* [AIM OF THE EXERCISE] Each line holding the word "letter" must appear in the answer, copied from the entries.

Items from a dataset

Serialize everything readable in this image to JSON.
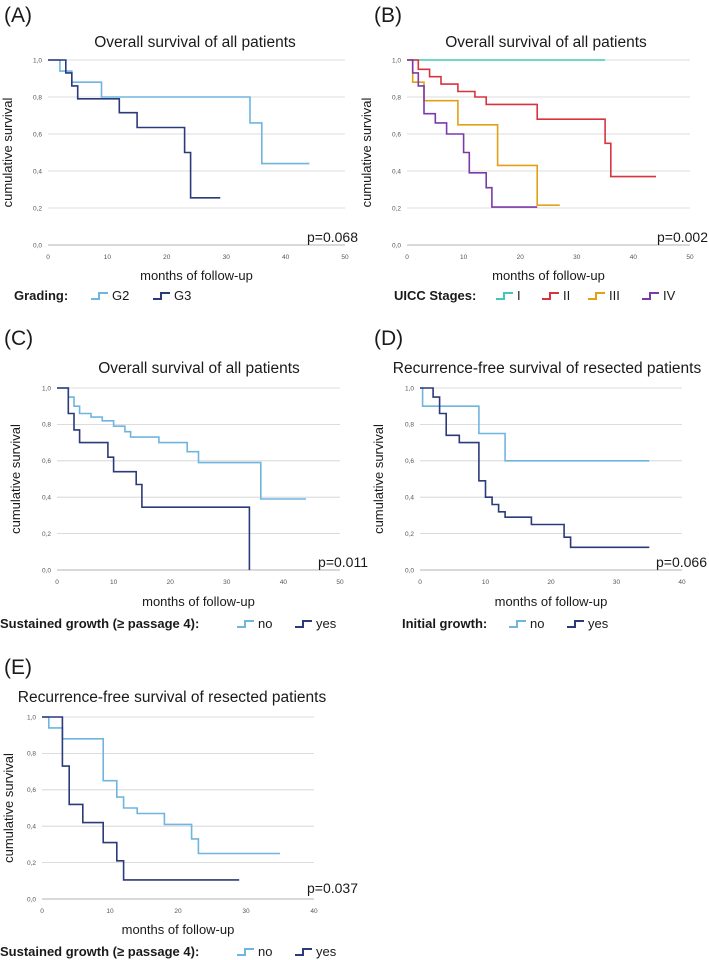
{
  "colors": {
    "G2": "#6fb5e0",
    "G3": "#2b3a7a",
    "I": "#40c9b5",
    "II": "#d8333f",
    "III": "#e3a017",
    "IV": "#7b3aa8",
    "no": "#6fb5e0",
    "yes": "#2b3a7a"
  },
  "chart_data": [
    {
      "id": "A",
      "letter": "(A)",
      "type": "line",
      "title": "Overall survival of all patients",
      "xlabel": "months of follow-up",
      "ylabel": "cumulative survival",
      "xlim": [
        0,
        50
      ],
      "ylim": [
        0,
        1
      ],
      "xticks": [
        "0",
        "10",
        "20",
        "30",
        "40",
        "50"
      ],
      "yticks": [
        "0,0",
        "0,2",
        "0,4",
        "0,6",
        "0,8",
        "1,0"
      ],
      "pvalue": "p=0.068",
      "legend_title": "Grading:",
      "series": [
        {
          "name": "G2",
          "color_key": "G2",
          "steps": [
            [
              0,
              1.0
            ],
            [
              2,
              0.94
            ],
            [
              4,
              0.88
            ],
            [
              9,
              0.8
            ],
            [
              34,
              0.66
            ],
            [
              36,
              0.44
            ],
            [
              44,
              0.44
            ]
          ]
        },
        {
          "name": "G3",
          "color_key": "G3",
          "steps": [
            [
              0,
              1.0
            ],
            [
              3,
              0.93
            ],
            [
              4,
              0.86
            ],
            [
              5,
              0.79
            ],
            [
              12,
              0.715
            ],
            [
              15,
              0.635
            ],
            [
              23,
              0.5
            ],
            [
              24,
              0.255
            ],
            [
              29,
              0.255
            ]
          ]
        }
      ]
    },
    {
      "id": "B",
      "letter": "(B)",
      "type": "line",
      "title": "Overall survival of all patients",
      "xlabel": "months of follow-up",
      "ylabel": "cumulative survival",
      "xlim": [
        0,
        50
      ],
      "ylim": [
        0,
        1
      ],
      "xticks": [
        "0",
        "10",
        "20",
        "30",
        "40",
        "50"
      ],
      "yticks": [
        "0,0",
        "0,2",
        "0,4",
        "0,6",
        "0,8",
        "1,0"
      ],
      "pvalue": "p=0.002",
      "legend_title": "UICC Stages:",
      "series": [
        {
          "name": "I",
          "color_key": "I",
          "steps": [
            [
              0,
              1.0
            ],
            [
              35,
              1.0
            ]
          ]
        },
        {
          "name": "II",
          "color_key": "II",
          "steps": [
            [
              0,
              1.0
            ],
            [
              2,
              0.95
            ],
            [
              4,
              0.91
            ],
            [
              6,
              0.87
            ],
            [
              9,
              0.83
            ],
            [
              12,
              0.8
            ],
            [
              14,
              0.76
            ],
            [
              23,
              0.68
            ],
            [
              35,
              0.55
            ],
            [
              36,
              0.37
            ],
            [
              44,
              0.37
            ]
          ]
        },
        {
          "name": "III",
          "color_key": "III",
          "steps": [
            [
              0,
              1.0
            ],
            [
              1,
              0.88
            ],
            [
              3,
              0.78
            ],
            [
              9,
              0.65
            ],
            [
              16,
              0.43
            ],
            [
              23,
              0.215
            ],
            [
              27,
              0.215
            ]
          ]
        },
        {
          "name": "IV",
          "color_key": "IV",
          "steps": [
            [
              0,
              1.0
            ],
            [
              1,
              0.93
            ],
            [
              2,
              0.86
            ],
            [
              3,
              0.71
            ],
            [
              5,
              0.66
            ],
            [
              7,
              0.6
            ],
            [
              10,
              0.5
            ],
            [
              11,
              0.39
            ],
            [
              14,
              0.31
            ],
            [
              15,
              0.205
            ],
            [
              23,
              0.205
            ]
          ]
        }
      ]
    },
    {
      "id": "C",
      "letter": "(C)",
      "type": "line",
      "title": "Overall survival of all patients",
      "xlabel": "months of follow-up",
      "ylabel": "cumulative survival",
      "xlim": [
        0,
        50
      ],
      "ylim": [
        0,
        1
      ],
      "xticks": [
        "0",
        "10",
        "20",
        "30",
        "40",
        "50"
      ],
      "yticks": [
        "0,0",
        "0,2",
        "0,4",
        "0,6",
        "0,8",
        "1,0"
      ],
      "pvalue": "p=0.011",
      "legend_title": "Sustained growth (≥ passage 4):",
      "series": [
        {
          "name": "no",
          "color_key": "no",
          "steps": [
            [
              0,
              1.0
            ],
            [
              2,
              0.95
            ],
            [
              3,
              0.9
            ],
            [
              4,
              0.86
            ],
            [
              6,
              0.84
            ],
            [
              8,
              0.82
            ],
            [
              10,
              0.79
            ],
            [
              12,
              0.76
            ],
            [
              13,
              0.73
            ],
            [
              18,
              0.7
            ],
            [
              23,
              0.65
            ],
            [
              25,
              0.59
            ],
            [
              36,
              0.39
            ],
            [
              44,
              0.39
            ]
          ]
        },
        {
          "name": "yes",
          "color_key": "yes",
          "steps": [
            [
              0,
              1.0
            ],
            [
              2,
              0.86
            ],
            [
              3,
              0.77
            ],
            [
              4,
              0.7
            ],
            [
              9,
              0.62
            ],
            [
              10,
              0.54
            ],
            [
              14,
              0.47
            ],
            [
              15,
              0.345
            ],
            [
              34,
              0.0
            ]
          ]
        }
      ]
    },
    {
      "id": "D",
      "letter": "(D)",
      "type": "line",
      "title": "Recurrence-free survival of resected patients",
      "xlabel": "months of follow-up",
      "ylabel": "cumulative survival",
      "xlim": [
        0,
        40
      ],
      "ylim": [
        0,
        1
      ],
      "xticks": [
        "0",
        "10",
        "20",
        "30",
        "40"
      ],
      "yticks": [
        "0,0",
        "0,2",
        "0,4",
        "0,6",
        "0,8",
        "1,0"
      ],
      "pvalue": "p=0.066",
      "legend_title": "Initial growth:",
      "series": [
        {
          "name": "no",
          "color_key": "no",
          "steps": [
            [
              0,
              1.0
            ],
            [
              0.4,
              0.9
            ],
            [
              9,
              0.75
            ],
            [
              13,
              0.6
            ],
            [
              35,
              0.6
            ]
          ]
        },
        {
          "name": "yes",
          "color_key": "yes",
          "steps": [
            [
              0,
              1.0
            ],
            [
              2,
              0.95
            ],
            [
              3,
              0.86
            ],
            [
              4,
              0.74
            ],
            [
              6,
              0.7
            ],
            [
              9,
              0.49
            ],
            [
              10,
              0.4
            ],
            [
              11,
              0.36
            ],
            [
              12,
              0.32
            ],
            [
              13,
              0.29
            ],
            [
              17,
              0.25
            ],
            [
              22,
              0.18
            ],
            [
              23,
              0.125
            ],
            [
              35,
              0.125
            ]
          ]
        }
      ]
    },
    {
      "id": "E",
      "letter": "(E)",
      "type": "line",
      "title": "Recurrence-free survival of resected patients",
      "xlabel": "months of follow-up",
      "ylabel": "cumulative survival",
      "xlim": [
        0,
        40
      ],
      "ylim": [
        0,
        1
      ],
      "xticks": [
        "0",
        "10",
        "20",
        "30",
        "40"
      ],
      "yticks": [
        "0,0",
        "0,2",
        "0,4",
        "0,6",
        "0,8",
        "1,0"
      ],
      "pvalue": "p=0.037",
      "legend_title": "Sustained growth (≥ passage 4):",
      "series": [
        {
          "name": "no",
          "color_key": "no",
          "steps": [
            [
              0,
              1.0
            ],
            [
              1,
              0.94
            ],
            [
              3,
              0.88
            ],
            [
              9,
              0.65
            ],
            [
              11,
              0.56
            ],
            [
              12,
              0.5
            ],
            [
              14,
              0.47
            ],
            [
              18,
              0.41
            ],
            [
              22,
              0.33
            ],
            [
              23,
              0.25
            ],
            [
              35,
              0.25
            ]
          ]
        },
        {
          "name": "yes",
          "color_key": "yes",
          "steps": [
            [
              0,
              1.0
            ],
            [
              3,
              0.73
            ],
            [
              4,
              0.52
            ],
            [
              6,
              0.42
            ],
            [
              9,
              0.31
            ],
            [
              11,
              0.21
            ],
            [
              12,
              0.105
            ],
            [
              29,
              0.105
            ]
          ]
        }
      ]
    }
  ]
}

* [ANSWER TO THIS EXERCISE]
      "letter": "(A)",
      "letter": "(B)",
      "letter": "(C)",
      "letter": "(D)",
      "letter": "(E)",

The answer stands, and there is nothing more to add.